_Tarefa 1:_
No texto sobre o antidepressivo em tubarões, qual medicamento foi encontrado no cérebro dos animais?
_Tarefa 2:_
Continue o texto sobre o antidepressivo encontrado em tubarões a partir da última frase apresentada.

_Texto do documento:_
Biólogos encontram antidepressivo no cérebro de tubarões do litoral do Brasil


Pesquisadores do Projeto EcoShark, da UFRJ, descobriram resíduos de sertralina — o antidepressivo mais vendido no Brasil — no cérebro de tubarões-martelo capturados na costa do Rio de Janeiro. O problema acontece porque o medicamento consumido pelas pessoas é eliminado pela urina e vai parar no mar, já que as redes de esgoto e os emissários submarinos da região não conseguem filtrar substâncias químicas. Como o estado do Rio trata menos da metade do seu esgoto, o oceano acaba recebendo os restos da nossa farmácia doméstica, que são absorvidos pelos animais marinhos.

[Dados de análise de layout de documentos]
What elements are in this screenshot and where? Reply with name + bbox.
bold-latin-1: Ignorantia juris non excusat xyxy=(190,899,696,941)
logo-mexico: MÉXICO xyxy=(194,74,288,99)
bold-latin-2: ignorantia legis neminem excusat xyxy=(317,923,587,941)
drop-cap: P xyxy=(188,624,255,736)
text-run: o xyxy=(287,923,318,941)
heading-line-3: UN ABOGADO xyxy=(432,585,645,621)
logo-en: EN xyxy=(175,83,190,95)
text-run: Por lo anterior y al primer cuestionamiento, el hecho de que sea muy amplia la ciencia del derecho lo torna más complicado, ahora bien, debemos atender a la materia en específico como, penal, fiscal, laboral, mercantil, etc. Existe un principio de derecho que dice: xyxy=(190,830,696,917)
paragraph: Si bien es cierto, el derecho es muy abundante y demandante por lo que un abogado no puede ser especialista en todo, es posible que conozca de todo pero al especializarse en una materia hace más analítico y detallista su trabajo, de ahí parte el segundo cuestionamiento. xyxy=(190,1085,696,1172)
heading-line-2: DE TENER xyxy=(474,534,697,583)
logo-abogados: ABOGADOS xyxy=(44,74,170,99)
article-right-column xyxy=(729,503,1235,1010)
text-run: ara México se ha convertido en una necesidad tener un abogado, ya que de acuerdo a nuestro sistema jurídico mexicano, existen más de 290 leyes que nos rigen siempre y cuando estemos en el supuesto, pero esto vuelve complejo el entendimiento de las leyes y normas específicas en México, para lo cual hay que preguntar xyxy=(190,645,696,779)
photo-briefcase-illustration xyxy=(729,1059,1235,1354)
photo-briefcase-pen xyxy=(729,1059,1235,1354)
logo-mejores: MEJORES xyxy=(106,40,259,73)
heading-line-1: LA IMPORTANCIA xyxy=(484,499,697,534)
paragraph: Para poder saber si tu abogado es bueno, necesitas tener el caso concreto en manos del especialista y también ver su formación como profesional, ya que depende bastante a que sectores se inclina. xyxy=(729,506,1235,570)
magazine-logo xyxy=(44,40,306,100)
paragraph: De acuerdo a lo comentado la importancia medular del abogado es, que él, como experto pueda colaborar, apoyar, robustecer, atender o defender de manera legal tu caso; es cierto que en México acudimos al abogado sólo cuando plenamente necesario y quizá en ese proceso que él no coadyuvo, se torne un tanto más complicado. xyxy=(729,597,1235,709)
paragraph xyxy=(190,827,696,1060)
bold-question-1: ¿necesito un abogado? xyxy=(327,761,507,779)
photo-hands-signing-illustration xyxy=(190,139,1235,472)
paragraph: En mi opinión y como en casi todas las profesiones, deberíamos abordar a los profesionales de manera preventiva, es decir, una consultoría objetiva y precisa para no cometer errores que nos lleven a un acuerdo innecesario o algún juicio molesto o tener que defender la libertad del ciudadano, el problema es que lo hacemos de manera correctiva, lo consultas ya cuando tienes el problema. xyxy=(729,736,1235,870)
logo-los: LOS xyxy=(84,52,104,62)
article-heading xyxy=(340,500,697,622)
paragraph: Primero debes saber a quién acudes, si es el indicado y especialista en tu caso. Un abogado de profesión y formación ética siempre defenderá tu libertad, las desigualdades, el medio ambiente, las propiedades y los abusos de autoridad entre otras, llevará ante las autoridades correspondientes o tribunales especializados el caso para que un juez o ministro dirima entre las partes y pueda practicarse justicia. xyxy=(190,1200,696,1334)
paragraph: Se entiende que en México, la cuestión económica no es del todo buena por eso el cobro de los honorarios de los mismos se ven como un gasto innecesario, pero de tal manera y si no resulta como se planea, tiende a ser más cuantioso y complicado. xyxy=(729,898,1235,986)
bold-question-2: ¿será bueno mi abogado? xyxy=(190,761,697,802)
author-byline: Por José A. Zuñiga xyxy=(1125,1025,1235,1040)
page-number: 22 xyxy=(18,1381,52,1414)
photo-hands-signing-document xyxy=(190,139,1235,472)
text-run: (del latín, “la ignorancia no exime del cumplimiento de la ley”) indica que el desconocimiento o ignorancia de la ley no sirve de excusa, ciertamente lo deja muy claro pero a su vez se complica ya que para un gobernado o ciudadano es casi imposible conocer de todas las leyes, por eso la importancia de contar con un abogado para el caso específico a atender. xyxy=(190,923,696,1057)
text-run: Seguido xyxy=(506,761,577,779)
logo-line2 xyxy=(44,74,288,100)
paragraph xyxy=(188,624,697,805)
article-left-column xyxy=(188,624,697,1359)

_Resposta final 1:_
Sertralina.

_Resposta final 2:_
O estudo acende um alerta vermelho porque o tubarão-martelo é uma espécie ameaçada de extinção e ajuda a equilibrar toda a vida no mar. Embora ainda não se saiba o efeito exato da droga nesses predadores, testes de laboratório com outros peixes mostraram que o remédio causou problemas de movimento e atraso no aprendizado. Situações parecidas já foram vistas fora do Brasil, como nas Bahamas, onde cientistas acharam cocaína e analgésicos no sangue de tubarões, mostrando que a poluição por remédios e drogas em praias urbanas é um desafio mundial.

Para os cientistas, a descoberta mostra que o crescimento do uso de antidepressivos precisa ser acompanhado por melhorias no saneamento básico. Eles defendem que o Brasil precisa modernizar suas estações de esgoto para remover esses microelementos químicos e investir mais em pesquisas ambientais. O projeto, que foi financiado por órgãos de pesquisa e parcerias com pescadores, reforça que monitorar a água do mar é urgente para evitar que os resíduos da medicina humana prejudiquem gravemente a fauna marinha.